Dataset records:
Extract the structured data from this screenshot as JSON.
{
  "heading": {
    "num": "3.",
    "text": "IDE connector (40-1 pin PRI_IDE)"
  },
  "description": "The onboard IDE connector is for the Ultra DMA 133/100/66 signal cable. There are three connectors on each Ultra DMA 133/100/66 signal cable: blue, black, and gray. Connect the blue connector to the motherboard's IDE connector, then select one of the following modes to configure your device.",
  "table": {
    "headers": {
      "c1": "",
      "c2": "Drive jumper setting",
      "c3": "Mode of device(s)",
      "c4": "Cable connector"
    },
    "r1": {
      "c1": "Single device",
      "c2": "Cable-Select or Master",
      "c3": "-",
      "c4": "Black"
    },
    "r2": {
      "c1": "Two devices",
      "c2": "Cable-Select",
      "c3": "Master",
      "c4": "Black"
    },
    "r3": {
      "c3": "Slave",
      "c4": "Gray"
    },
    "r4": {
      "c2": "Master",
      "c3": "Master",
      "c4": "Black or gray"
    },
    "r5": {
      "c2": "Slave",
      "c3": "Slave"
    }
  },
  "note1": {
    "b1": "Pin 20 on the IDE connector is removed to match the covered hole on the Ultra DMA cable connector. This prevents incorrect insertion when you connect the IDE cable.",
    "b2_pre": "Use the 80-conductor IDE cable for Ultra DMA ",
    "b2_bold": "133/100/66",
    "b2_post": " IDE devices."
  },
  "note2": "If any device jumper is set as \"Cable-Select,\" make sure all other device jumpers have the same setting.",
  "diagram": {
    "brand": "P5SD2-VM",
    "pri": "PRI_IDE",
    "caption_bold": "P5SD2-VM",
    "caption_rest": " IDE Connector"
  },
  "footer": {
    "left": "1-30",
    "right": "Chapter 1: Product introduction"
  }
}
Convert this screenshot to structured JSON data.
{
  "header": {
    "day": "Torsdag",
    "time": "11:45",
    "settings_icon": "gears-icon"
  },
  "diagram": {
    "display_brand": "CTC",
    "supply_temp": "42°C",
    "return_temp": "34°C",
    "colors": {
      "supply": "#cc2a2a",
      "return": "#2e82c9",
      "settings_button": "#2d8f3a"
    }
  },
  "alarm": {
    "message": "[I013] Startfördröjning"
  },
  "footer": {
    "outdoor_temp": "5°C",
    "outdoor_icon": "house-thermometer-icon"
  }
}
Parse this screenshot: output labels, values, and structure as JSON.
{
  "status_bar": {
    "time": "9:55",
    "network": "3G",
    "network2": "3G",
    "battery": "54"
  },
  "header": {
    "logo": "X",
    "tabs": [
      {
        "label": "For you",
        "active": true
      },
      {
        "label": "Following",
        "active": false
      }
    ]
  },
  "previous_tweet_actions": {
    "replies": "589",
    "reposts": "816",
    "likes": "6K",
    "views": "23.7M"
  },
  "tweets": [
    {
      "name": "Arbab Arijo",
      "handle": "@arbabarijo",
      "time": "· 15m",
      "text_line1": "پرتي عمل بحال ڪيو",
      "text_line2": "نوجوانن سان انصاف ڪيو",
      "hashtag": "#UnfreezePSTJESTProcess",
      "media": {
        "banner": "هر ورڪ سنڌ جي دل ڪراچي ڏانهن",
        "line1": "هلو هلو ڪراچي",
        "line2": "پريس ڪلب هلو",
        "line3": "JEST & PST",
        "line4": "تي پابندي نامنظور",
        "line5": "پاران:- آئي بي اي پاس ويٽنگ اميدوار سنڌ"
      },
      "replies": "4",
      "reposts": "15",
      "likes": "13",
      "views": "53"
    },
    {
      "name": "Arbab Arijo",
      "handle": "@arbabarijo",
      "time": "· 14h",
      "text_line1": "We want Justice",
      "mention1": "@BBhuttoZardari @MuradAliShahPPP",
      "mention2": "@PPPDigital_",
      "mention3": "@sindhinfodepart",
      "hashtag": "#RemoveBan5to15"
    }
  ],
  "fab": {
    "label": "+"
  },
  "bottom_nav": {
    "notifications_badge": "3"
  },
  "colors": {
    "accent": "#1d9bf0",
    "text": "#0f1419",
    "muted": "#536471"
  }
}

DESCRIPTION OF THE TASK:
Repeat exactly, and only, the lines from the one containing "Parse this screenshot: output" through the end of the material.

CORRECT OUTPUT:
Parse this screenshot: output labels, values, and structure as JSON.
{
  "status_bar": {
    "time": "9:55",
    "network": "3G",
    "network2": "3G",
    "battery": "54"
  },
  "header": {
    "logo": "X",
    "tabs": [
      {
        "label": "For you",
        "active": true
      },
      {
        "label": "Following",
        "active": false
      }
    ]
  },
  "previous_tweet_actions": {
    "replies": "589",
    "reposts": "816",
    "likes": "6K",
    "views": "23.7M"
  },
  "tweets": [
    {
      "name": "Arbab Arijo",
      "handle": "@arbabarijo",
      "time": "· 15m",
      "text_line1": "پرتي عمل بحال ڪيو",
      "text_line2": "نوجوانن سان انصاف ڪيو",
      "hashtag": "#UnfreezePSTJESTProcess",
      "media": {
        "banner": "هر ورڪ سنڌ جي دل ڪراچي ڏانهن",
        "line1": "هلو هلو ڪراچي",
        "line2": "پريس ڪلب هلو",
        "line3": "JEST & PST",
        "line4": "تي پابندي نامنظور",
        "line5": "پاران:- آئي بي اي پاس ويٽنگ اميدوار سنڌ"
      },
      "replies": "4",
      "reposts": "15",
      "likes": "13",
      "views": "53"
    },
    {
      "name": "Arbab Arijo",
      "handle": "@arbabarijo",
      "time": "· 14h",
      "text_line1": "We want Justice",
      "mention1": "@BBhuttoZardari @MuradAliShahPPP",
      "mention2": "@PPPDigital_",
      "mention3": "@sindhinfodepart",
      "hashtag": "#RemoveBan5to15"
    }
  ],
  "fab": {
    "label": "+"
  },
  "bottom_nav": {
    "notifications_badge": "3"
  },
  "colors": {
    "accent": "#1d9bf0",
    "text": "#0f1419",
    "muted": "#536471"
  }
}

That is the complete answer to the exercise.